• Task prompt: In the listing below, locate the lines bearing the word "JSON". Copy every one of them.

• Input rows:
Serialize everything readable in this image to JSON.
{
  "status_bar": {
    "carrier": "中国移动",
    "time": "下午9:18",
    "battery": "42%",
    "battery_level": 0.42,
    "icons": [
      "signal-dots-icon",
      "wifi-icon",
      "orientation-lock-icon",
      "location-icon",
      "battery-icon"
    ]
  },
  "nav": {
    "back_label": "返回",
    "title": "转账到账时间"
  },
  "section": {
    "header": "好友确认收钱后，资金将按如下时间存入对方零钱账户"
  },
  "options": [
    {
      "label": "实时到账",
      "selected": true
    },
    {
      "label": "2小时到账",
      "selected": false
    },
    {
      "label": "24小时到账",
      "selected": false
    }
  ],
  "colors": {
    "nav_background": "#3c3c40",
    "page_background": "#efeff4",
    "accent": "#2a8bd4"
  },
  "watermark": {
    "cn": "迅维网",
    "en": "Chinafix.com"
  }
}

==

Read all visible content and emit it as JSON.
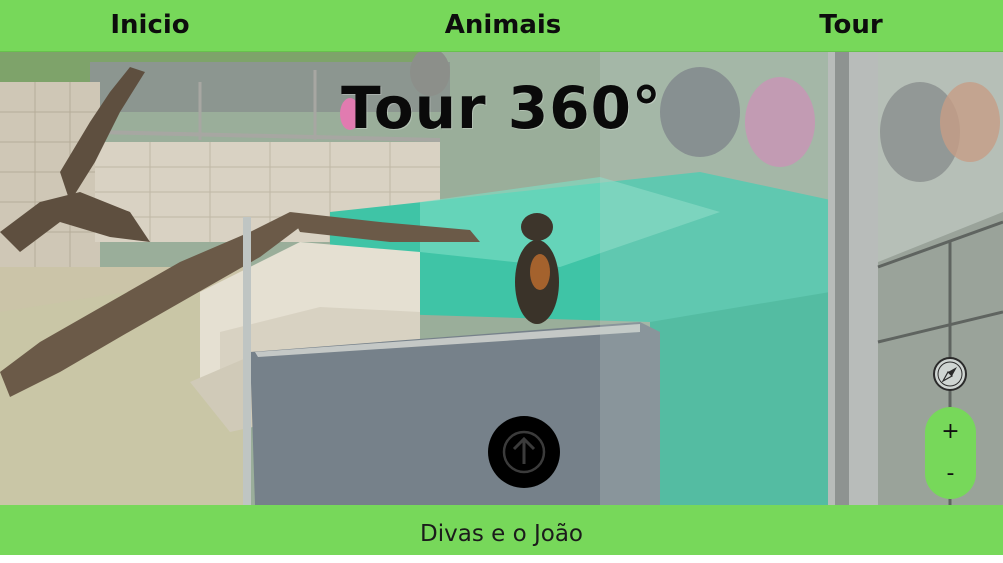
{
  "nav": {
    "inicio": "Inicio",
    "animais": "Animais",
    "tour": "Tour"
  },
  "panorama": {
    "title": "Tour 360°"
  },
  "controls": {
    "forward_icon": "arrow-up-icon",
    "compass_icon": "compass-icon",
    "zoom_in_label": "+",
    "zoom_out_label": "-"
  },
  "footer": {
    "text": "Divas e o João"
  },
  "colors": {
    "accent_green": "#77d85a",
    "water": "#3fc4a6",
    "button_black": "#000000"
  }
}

• Answer below:
Serialize everything readable in this image to JSON.
Read all visible content and emit it as JSON.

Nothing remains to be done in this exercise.